> [Exercise inputs]
- - -

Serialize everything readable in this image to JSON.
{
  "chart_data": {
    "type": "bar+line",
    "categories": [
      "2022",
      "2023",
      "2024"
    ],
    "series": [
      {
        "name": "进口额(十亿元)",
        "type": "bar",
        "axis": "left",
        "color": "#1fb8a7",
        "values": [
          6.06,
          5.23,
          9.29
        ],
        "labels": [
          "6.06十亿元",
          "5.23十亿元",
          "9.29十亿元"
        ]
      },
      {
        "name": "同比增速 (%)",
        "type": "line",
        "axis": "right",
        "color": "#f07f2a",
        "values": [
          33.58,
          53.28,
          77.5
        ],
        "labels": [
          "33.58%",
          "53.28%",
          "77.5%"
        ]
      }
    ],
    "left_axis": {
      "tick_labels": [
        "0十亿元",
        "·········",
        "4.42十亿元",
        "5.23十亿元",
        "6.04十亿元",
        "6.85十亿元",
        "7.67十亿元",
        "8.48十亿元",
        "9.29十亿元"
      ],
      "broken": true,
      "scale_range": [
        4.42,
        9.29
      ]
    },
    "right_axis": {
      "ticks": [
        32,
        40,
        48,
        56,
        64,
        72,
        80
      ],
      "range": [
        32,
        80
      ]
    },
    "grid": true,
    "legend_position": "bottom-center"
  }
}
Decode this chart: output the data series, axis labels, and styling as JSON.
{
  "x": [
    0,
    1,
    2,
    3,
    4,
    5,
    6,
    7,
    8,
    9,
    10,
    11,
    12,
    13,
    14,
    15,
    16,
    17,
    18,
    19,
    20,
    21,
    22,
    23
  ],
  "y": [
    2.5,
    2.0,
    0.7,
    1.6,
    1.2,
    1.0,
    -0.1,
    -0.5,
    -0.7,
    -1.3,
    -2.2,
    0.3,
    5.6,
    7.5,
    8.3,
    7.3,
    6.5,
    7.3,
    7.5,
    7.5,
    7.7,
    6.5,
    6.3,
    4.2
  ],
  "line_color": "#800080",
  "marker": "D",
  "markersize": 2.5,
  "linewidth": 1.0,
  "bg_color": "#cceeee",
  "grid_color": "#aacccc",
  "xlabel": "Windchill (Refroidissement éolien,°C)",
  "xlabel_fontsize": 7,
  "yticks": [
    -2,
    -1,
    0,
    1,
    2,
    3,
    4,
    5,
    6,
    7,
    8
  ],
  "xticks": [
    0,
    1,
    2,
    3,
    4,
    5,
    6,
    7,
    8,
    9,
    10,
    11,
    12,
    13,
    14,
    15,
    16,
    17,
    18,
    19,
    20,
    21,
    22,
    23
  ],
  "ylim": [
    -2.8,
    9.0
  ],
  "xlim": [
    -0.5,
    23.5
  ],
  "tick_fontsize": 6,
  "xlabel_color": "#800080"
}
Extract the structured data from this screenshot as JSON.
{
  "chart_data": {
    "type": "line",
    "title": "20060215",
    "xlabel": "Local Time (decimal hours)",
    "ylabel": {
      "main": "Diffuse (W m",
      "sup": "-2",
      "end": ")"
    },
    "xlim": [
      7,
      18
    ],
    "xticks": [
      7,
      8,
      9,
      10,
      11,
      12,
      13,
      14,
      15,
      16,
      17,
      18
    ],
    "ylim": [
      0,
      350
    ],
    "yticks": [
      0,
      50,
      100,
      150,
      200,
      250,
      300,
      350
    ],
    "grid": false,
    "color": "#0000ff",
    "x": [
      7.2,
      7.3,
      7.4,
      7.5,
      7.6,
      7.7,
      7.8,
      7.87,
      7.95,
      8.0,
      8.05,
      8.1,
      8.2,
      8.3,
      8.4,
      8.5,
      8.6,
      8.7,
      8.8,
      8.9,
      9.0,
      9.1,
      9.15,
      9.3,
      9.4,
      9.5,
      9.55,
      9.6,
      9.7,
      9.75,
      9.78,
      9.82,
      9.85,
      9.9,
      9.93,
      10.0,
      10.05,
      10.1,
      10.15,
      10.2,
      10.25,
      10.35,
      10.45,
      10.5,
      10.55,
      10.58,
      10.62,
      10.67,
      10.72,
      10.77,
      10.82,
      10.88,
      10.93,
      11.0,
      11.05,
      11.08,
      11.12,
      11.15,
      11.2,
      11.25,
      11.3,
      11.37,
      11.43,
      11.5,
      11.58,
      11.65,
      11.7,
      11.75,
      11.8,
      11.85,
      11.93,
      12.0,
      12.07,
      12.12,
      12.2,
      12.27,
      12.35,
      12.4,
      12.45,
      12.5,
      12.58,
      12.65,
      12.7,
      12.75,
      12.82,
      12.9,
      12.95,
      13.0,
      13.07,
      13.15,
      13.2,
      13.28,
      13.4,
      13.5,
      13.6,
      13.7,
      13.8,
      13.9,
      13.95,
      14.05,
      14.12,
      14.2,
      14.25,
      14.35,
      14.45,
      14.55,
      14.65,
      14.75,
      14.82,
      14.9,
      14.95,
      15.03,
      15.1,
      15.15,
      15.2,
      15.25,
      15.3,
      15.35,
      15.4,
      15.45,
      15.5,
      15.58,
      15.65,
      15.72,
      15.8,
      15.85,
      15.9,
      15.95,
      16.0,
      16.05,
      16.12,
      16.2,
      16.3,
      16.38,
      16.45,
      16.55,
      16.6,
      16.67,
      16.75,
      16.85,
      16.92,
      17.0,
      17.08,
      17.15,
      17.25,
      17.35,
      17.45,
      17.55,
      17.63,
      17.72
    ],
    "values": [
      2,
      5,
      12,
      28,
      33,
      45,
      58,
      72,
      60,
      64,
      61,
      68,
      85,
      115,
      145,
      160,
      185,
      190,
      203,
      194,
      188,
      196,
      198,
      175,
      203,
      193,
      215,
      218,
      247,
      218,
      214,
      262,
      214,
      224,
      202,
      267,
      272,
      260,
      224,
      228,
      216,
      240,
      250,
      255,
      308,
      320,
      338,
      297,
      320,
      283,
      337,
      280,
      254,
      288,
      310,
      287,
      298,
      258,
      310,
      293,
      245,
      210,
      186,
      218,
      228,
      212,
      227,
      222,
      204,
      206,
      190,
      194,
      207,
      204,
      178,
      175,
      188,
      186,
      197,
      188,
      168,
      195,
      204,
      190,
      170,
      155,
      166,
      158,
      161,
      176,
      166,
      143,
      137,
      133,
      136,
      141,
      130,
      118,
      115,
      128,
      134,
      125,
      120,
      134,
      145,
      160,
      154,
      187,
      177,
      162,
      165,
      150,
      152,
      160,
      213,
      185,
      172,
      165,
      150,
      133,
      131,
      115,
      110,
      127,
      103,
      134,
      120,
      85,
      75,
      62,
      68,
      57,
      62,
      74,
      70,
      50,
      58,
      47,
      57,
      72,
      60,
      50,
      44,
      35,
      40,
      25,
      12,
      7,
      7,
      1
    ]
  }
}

- - -

> [Job]
Write out all the lines again, exactly as they are.

> [Expected answer]
Serialize everything readable in this image to JSON.
{
  "chart_data": {
    "type": "bar+line",
    "categories": [
      "2022",
      "2023",
      "2024"
    ],
    "series": [
      {
        "name": "进口额(十亿元)",
        "type": "bar",
        "axis": "left",
        "color": "#1fb8a7",
        "values": [
          6.06,
          5.23,
          9.29
        ],
        "labels": [
          "6.06十亿元",
          "5.23十亿元",
          "9.29十亿元"
        ]
      },
      {
        "name": "同比增速 (%)",
        "type": "line",
        "axis": "right",
        "color": "#f07f2a",
        "values": [
          33.58,
          53.28,
          77.5
        ],
        "labels": [
          "33.58%",
          "53.28%",
          "77.5%"
        ]
      }
    ],
    "left_axis": {
      "tick_labels": [
        "0十亿元",
        "·········",
        "4.42十亿元",
        "5.23十亿元",
        "6.04十亿元",
        "6.85十亿元",
        "7.67十亿元",
        "8.48十亿元",
        "9.29十亿元"
      ],
      "broken": true,
      "scale_range": [
        4.42,
        9.29
      ]
    },
    "right_axis": {
      "ticks": [
        32,
        40,
        48,
        56,
        64,
        72,
        80
      ],
      "range": [
        32,
        80
      ]
    },
    "grid": true,
    "legend_position": "bottom-center"
  }
}
Decode this chart: output the data series, axis labels, and styling as JSON.
{
  "x": [
    0,
    1,
    2,
    3,
    4,
    5,
    6,
    7,
    8,
    9,
    10,
    11,
    12,
    13,
    14,
    15,
    16,
    17,
    18,
    19,
    20,
    21,
    22,
    23
  ],
  "y": [
    2.5,
    2.0,
    0.7,
    1.6,
    1.2,
    1.0,
    -0.1,
    -0.5,
    -0.7,
    -1.3,
    -2.2,
    0.3,
    5.6,
    7.5,
    8.3,
    7.3,
    6.5,
    7.3,
    7.5,
    7.5,
    7.7,
    6.5,
    6.3,
    4.2
  ],
  "line_color": "#800080",
  "marker": "D",
  "markersize": 2.5,
  "linewidth": 1.0,
  "bg_color": "#cceeee",
  "grid_color": "#aacccc",
  "xlabel": "Windchill (Refroidissement éolien,°C)",
  "xlabel_fontsize": 7,
  "yticks": [
    -2,
    -1,
    0,
    1,
    2,
    3,
    4,
    5,
    6,
    7,
    8
  ],
  "xticks": [
    0,
    1,
    2,
    3,
    4,
    5,
    6,
    7,
    8,
    9,
    10,
    11,
    12,
    13,
    14,
    15,
    16,
    17,
    18,
    19,
    20,
    21,
    22,
    23
  ],
  "ylim": [
    -2.8,
    9.0
  ],
  "xlim": [
    -0.5,
    23.5
  ],
  "tick_fontsize": 6,
  "xlabel_color": "#800080"
}
Extract the structured data from this screenshot as JSON.
{
  "chart_data": {
    "type": "line",
    "title": "20060215",
    "xlabel": "Local Time (decimal hours)",
    "ylabel": {
      "main": "Diffuse (W m",
      "sup": "-2",
      "end": ")"
    },
    "xlim": [
      7,
      18
    ],
    "xticks": [
      7,
      8,
      9,
      10,
      11,
      12,
      13,
      14,
      15,
      16,
      17,
      18
    ],
    "ylim": [
      0,
      350
    ],
    "yticks": [
      0,
      50,
      100,
      150,
      200,
      250,
      300,
      350
    ],
    "grid": false,
    "color": "#0000ff",
    "x": [
      7.2,
      7.3,
      7.4,
      7.5,
      7.6,
      7.7,
      7.8,
      7.87,
      7.95,
      8.0,
      8.05,
      8.1,
      8.2,
      8.3,
      8.4,
      8.5,
      8.6,
      8.7,
      8.8,
      8.9,
      9.0,
      9.1,
      9.15,
      9.3,
      9.4,
      9.5,
      9.55,
      9.6,
      9.7,
      9.75,
      9.78,
      9.82,
      9.85,
      9.9,
      9.93,
      10.0,
      10.05,
      10.1,
      10.15,
      10.2,
      10.25,
      10.35,
      10.45,
      10.5,
      10.55,
      10.58,
      10.62,
      10.67,
      10.72,
      10.77,
      10.82,
      10.88,
      10.93,
      11.0,
      11.05,
      11.08,
      11.12,
      11.15,
      11.2,
      11.25,
      11.3,
      11.37,
      11.43,
      11.5,
      11.58,
      11.65,
      11.7,
      11.75,
      11.8,
      11.85,
      11.93,
      12.0,
      12.07,
      12.12,
      12.2,
      12.27,
      12.35,
      12.4,
      12.45,
      12.5,
      12.58,
      12.65,
      12.7,
      12.75,
      12.82,
      12.9,
      12.95,
      13.0,
      13.07,
      13.15,
      13.2,
      13.28,
      13.4,
      13.5,
      13.6,
      13.7,
      13.8,
      13.9,
      13.95,
      14.05,
      14.12,
      14.2,
      14.25,
      14.35,
      14.45,
      14.55,
      14.65,
      14.75,
      14.82,
      14.9,
      14.95,
      15.03,
      15.1,
      15.15,
      15.2,
      15.25,
      15.3,
      15.35,
      15.4,
      15.45,
      15.5,
      15.58,
      15.65,
      15.72,
      15.8,
      15.85,
      15.9,
      15.95,
      16.0,
      16.05,
      16.12,
      16.2,
      16.3,
      16.38,
      16.45,
      16.55,
      16.6,
      16.67,
      16.75,
      16.85,
      16.92,
      17.0,
      17.08,
      17.15,
      17.25,
      17.35,
      17.45,
      17.55,
      17.63,
      17.72
    ],
    "values": [
      2,
      5,
      12,
      28,
      33,
      45,
      58,
      72,
      60,
      64,
      61,
      68,
      85,
      115,
      145,
      160,
      185,
      190,
      203,
      194,
      188,
      196,
      198,
      175,
      203,
      193,
      215,
      218,
      247,
      218,
      214,
      262,
      214,
      224,
      202,
      267,
      272,
      260,
      224,
      228,
      216,
      240,
      250,
      255,
      308,
      320,
      338,
      297,
      320,
      283,
      337,
      280,
      254,
      288,
      310,
      287,
      298,
      258,
      310,
      293,
      245,
      210,
      186,
      218,
      228,
      212,
      227,
      222,
      204,
      206,
      190,
      194,
      207,
      204,
      178,
      175,
      188,
      186,
      197,
      188,
      168,
      195,
      204,
      190,
      170,
      155,
      166,
      158,
      161,
      176,
      166,
      143,
      137,
      133,
      136,
      141,
      130,
      118,
      115,
      128,
      134,
      125,
      120,
      134,
      145,
      160,
      154,
      187,
      177,
      162,
      165,
      150,
      152,
      160,
      213,
      185,
      172,
      165,
      150,
      133,
      131,
      115,
      110,
      127,
      103,
      134,
      120,
      85,
      75,
      62,
      68,
      57,
      62,
      74,
      70,
      50,
      58,
      47,
      57,
      72,
      60,
      50,
      44,
      35,
      40,
      25,
      12,
      7,
      7,
      1
    ]
  }
}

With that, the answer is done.